*Entries*.
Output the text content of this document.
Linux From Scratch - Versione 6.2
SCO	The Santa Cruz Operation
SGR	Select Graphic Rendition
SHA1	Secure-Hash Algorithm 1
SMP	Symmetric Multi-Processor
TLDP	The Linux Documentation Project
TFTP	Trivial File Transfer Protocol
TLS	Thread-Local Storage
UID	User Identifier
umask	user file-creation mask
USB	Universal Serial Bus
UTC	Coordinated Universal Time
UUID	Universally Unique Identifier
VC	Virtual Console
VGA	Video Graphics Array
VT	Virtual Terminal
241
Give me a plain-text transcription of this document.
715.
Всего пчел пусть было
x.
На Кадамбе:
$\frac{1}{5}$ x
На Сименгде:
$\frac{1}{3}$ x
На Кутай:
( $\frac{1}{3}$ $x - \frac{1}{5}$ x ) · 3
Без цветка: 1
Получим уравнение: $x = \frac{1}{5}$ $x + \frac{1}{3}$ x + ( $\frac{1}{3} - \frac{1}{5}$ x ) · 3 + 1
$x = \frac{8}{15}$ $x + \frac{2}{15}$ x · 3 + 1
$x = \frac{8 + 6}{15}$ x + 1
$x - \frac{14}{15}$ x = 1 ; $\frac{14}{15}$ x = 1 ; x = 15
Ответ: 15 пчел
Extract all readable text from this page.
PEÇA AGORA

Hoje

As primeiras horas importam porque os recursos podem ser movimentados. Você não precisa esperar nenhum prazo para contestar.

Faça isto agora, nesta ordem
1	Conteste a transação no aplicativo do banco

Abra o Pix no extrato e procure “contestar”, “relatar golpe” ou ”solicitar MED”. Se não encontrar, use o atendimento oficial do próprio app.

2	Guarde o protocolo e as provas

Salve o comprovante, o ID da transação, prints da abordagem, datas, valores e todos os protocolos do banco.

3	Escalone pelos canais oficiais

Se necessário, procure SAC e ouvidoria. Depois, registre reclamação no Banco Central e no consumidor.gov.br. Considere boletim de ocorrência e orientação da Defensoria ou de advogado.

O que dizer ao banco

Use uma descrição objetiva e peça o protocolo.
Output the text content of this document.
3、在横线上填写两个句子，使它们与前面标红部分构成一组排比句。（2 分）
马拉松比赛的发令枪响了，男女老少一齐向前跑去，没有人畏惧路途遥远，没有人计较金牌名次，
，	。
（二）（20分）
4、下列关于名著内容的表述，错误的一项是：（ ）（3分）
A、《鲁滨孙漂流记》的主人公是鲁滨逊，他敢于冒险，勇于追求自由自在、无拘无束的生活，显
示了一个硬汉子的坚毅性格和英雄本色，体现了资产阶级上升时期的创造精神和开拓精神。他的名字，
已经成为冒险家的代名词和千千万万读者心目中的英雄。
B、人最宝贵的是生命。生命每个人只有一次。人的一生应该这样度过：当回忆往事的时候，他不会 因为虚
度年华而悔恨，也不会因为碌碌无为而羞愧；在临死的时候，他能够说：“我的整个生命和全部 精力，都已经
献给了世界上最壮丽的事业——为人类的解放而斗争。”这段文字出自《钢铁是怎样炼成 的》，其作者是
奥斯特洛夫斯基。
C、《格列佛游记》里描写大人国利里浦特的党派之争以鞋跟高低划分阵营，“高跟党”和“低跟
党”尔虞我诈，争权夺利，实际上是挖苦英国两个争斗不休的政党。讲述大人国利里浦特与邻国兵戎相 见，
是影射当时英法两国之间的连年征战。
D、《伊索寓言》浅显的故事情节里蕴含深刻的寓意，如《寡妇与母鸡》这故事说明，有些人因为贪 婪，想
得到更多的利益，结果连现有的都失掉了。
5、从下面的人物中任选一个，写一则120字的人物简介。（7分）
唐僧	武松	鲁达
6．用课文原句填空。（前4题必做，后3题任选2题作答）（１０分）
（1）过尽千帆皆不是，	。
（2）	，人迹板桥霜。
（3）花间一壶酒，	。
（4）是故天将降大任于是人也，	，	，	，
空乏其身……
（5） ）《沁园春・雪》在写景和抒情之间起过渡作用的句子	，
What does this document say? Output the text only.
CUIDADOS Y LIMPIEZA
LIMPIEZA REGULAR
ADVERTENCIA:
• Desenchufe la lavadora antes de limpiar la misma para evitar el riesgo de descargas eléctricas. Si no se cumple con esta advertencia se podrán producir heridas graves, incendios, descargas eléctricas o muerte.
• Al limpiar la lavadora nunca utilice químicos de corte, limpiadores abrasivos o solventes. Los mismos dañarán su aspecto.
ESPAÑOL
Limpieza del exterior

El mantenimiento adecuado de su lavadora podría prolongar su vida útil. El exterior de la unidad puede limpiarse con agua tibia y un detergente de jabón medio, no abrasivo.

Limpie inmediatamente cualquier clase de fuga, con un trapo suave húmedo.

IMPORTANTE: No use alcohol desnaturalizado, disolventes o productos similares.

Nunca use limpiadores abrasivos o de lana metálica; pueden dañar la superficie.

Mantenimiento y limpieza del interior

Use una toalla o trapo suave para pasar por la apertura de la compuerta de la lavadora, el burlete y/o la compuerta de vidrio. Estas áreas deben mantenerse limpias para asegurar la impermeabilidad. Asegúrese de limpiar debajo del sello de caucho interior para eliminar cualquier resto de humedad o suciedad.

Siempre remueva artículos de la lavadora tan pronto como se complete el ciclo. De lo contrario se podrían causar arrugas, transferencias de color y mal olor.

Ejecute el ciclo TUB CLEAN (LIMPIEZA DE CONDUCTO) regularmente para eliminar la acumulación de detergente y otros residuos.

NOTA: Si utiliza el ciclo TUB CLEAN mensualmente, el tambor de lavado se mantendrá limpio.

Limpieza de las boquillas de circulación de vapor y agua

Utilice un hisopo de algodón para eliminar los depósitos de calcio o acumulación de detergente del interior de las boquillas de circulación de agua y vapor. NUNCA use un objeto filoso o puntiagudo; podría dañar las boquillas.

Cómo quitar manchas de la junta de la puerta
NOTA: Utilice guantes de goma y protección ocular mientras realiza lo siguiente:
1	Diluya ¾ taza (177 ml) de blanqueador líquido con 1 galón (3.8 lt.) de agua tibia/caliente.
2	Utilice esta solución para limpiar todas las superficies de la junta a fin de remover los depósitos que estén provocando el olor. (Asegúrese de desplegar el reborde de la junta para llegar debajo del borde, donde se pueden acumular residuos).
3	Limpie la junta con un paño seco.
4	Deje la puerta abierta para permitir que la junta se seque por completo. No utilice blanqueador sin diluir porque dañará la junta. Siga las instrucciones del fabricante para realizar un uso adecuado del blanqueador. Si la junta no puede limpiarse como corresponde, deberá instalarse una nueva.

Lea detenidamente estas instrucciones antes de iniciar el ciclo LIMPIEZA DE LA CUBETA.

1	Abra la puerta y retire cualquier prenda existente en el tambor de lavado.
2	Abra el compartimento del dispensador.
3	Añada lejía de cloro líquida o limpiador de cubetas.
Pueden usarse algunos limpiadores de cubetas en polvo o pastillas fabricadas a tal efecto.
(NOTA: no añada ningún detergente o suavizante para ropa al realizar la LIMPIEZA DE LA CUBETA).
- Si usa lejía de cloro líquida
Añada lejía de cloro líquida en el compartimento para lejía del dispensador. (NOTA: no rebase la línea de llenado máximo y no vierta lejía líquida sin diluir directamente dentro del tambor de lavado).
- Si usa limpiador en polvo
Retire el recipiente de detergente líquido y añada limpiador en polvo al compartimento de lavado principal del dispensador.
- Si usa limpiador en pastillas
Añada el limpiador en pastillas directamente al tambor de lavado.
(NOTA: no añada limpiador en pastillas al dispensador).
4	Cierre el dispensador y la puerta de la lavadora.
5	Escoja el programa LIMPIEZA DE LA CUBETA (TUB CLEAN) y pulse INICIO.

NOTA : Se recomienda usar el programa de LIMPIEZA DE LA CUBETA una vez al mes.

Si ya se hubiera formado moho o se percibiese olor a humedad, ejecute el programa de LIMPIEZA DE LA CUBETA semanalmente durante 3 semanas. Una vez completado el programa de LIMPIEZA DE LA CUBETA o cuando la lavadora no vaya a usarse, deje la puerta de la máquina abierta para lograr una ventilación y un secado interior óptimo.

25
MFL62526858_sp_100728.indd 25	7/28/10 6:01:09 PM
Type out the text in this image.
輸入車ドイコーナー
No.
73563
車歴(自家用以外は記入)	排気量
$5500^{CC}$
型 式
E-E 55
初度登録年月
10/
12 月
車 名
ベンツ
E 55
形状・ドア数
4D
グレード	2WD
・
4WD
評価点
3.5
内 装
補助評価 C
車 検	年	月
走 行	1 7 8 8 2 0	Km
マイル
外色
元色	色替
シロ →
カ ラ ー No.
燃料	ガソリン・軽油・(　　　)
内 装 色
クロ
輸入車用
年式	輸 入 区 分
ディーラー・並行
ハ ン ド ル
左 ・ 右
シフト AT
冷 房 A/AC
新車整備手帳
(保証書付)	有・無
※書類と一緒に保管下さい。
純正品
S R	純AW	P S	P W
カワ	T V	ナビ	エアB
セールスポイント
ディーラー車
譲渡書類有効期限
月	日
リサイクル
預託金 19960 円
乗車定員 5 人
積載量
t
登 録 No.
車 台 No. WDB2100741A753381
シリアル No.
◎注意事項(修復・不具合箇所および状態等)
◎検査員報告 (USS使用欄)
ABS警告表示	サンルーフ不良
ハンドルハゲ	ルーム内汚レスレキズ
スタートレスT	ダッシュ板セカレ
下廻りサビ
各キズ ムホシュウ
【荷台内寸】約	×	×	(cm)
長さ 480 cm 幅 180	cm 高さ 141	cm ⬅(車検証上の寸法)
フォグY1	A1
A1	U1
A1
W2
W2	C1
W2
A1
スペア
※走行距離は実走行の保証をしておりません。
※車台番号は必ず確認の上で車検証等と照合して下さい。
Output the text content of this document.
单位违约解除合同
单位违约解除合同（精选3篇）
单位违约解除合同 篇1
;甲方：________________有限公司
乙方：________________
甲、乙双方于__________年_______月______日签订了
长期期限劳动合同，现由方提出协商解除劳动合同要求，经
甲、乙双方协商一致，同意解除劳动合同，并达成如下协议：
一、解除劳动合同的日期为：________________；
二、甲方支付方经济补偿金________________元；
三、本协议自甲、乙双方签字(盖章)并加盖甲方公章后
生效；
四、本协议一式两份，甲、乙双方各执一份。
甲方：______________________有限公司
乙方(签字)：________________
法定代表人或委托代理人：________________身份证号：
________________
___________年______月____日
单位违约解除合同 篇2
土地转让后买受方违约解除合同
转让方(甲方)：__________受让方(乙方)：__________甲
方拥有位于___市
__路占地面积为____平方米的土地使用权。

*Brief*. Collect from the data above every line that includes "acumulación".

*Result of the exercise*.
Ejecute el ciclo TUB CLEAN (LIMPIEZA DE CONDUCTO) regularmente para eliminar la acumulación de detergente y otros residuos.
Utilice un hisopo de algodón para eliminar los depósitos de calcio o acumulación de detergente del interior de las boquillas de circulación de agua y vapor. NUNCA use un objeto filoso o puntiagudo; podría dañar las boquillas.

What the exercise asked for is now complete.